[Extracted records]
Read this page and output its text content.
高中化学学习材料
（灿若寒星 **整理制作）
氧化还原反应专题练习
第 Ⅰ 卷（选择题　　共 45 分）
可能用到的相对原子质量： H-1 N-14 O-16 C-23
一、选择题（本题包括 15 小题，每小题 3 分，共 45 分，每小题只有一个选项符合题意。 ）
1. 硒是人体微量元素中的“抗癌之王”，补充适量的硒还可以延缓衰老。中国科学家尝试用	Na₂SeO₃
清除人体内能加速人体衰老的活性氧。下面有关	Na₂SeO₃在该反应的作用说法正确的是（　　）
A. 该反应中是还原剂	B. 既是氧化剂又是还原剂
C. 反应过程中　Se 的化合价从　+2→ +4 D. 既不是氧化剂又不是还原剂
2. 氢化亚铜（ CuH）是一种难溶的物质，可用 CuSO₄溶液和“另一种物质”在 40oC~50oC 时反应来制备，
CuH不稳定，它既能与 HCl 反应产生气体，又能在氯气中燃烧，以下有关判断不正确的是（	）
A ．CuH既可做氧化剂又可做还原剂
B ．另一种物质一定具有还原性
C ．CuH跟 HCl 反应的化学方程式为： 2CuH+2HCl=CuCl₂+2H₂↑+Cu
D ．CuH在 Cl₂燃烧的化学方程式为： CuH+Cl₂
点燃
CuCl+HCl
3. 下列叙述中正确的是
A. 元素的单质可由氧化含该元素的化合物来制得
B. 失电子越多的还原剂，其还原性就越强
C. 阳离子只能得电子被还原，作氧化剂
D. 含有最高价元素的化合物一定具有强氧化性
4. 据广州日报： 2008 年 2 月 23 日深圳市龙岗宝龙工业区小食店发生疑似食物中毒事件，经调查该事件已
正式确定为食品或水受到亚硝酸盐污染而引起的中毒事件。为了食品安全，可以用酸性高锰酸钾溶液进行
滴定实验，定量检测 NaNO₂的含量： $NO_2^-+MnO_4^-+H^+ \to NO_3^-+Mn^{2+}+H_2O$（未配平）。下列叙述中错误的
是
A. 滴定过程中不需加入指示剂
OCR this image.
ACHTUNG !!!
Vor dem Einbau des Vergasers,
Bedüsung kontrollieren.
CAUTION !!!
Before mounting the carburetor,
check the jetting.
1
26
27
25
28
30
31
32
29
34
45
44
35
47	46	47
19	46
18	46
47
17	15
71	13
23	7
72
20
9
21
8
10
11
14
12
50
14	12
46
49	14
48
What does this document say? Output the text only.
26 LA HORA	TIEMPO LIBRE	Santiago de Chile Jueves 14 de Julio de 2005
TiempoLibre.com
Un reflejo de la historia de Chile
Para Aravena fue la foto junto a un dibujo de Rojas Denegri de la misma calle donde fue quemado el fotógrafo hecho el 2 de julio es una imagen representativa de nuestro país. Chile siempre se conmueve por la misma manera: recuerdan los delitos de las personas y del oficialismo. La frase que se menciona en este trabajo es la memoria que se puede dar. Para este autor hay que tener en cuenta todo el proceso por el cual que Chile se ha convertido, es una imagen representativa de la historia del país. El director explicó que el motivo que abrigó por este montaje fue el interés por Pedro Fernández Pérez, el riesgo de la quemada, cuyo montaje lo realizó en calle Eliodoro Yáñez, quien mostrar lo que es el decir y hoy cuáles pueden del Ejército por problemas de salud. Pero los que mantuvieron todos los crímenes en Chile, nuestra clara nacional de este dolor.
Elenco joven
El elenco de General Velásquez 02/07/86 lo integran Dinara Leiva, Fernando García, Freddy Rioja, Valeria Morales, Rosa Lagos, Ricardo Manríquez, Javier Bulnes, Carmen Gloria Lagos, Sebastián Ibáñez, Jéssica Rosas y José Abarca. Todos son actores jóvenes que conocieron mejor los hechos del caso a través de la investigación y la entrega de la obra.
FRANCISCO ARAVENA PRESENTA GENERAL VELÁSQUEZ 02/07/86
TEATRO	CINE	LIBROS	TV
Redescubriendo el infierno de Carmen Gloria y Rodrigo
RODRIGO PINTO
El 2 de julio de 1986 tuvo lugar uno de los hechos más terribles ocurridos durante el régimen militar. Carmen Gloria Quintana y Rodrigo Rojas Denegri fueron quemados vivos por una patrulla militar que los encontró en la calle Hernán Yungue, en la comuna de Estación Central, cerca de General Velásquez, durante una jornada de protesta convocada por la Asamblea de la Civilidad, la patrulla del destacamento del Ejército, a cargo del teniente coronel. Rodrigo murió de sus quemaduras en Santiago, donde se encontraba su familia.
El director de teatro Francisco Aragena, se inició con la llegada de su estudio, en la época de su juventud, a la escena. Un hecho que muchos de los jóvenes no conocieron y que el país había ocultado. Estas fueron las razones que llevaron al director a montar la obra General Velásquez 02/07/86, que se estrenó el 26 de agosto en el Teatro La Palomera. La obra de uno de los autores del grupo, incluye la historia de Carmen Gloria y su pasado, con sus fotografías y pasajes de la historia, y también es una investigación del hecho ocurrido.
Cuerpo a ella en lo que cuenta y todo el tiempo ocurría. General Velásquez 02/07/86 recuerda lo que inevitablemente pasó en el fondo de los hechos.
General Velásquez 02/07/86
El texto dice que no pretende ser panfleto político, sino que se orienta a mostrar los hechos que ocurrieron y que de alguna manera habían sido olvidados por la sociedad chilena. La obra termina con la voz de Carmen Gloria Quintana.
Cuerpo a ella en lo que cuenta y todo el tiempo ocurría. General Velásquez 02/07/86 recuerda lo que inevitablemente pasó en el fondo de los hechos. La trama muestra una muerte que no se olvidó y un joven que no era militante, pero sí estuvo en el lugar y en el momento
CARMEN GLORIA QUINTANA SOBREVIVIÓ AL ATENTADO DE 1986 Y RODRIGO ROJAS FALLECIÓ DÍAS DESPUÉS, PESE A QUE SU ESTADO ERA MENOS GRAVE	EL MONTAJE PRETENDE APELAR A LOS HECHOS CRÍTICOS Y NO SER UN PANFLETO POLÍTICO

§ GIVEN EXERCISE:
Select all lines in the listing above where the word "joven" appears, and show them.

§ SOLUTION:
Elenco joven
Cuerpo a ella en lo que cuenta y todo el tiempo ocurría. General Velásquez 02/07/86 recuerda lo que inevitablemente pasó en el fondo de los hechos. La trama muestra una muerte que no se olvidó y un joven que no era militante, pero sí estuvo en el lugar y en el momento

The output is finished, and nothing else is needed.